> [Given problem] Go through the listing and return every line with "JSON" in it.

> [Records for this exercise]
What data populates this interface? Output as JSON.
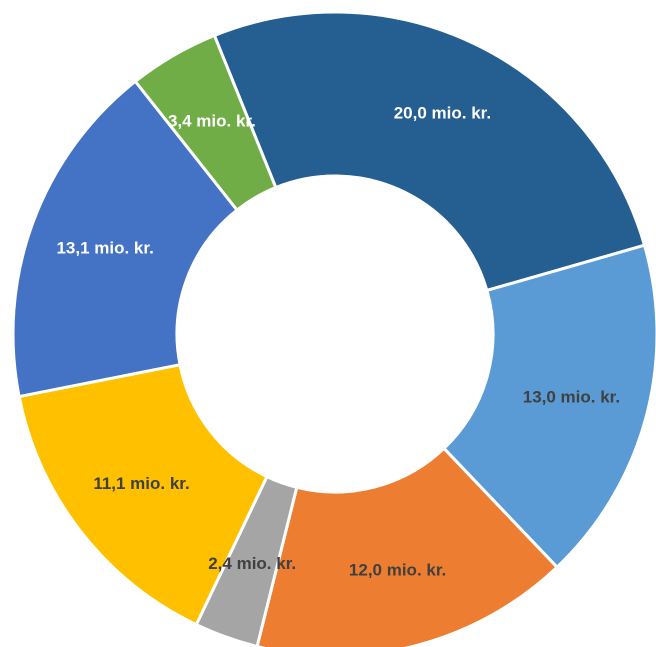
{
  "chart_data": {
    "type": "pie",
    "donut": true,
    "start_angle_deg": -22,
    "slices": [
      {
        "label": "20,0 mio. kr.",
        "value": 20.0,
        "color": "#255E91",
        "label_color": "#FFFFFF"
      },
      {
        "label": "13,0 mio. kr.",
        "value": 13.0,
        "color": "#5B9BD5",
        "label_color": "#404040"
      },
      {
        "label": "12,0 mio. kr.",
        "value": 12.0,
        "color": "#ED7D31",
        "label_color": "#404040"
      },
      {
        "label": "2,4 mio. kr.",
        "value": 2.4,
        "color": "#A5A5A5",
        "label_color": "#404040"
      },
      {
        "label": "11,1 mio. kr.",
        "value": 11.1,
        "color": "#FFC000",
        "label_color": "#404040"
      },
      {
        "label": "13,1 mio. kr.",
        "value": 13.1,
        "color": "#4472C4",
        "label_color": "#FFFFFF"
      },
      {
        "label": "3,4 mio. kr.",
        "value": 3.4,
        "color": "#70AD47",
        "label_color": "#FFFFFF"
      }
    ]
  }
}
---
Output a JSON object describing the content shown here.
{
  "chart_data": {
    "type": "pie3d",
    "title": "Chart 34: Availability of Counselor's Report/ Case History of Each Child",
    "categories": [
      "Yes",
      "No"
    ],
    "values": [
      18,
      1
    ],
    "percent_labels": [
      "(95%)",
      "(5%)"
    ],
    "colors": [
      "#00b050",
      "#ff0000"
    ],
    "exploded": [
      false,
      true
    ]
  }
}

> [Solution to the problem]
What data populates this interface? Output as JSON.
Output a JSON object describing the content shown here.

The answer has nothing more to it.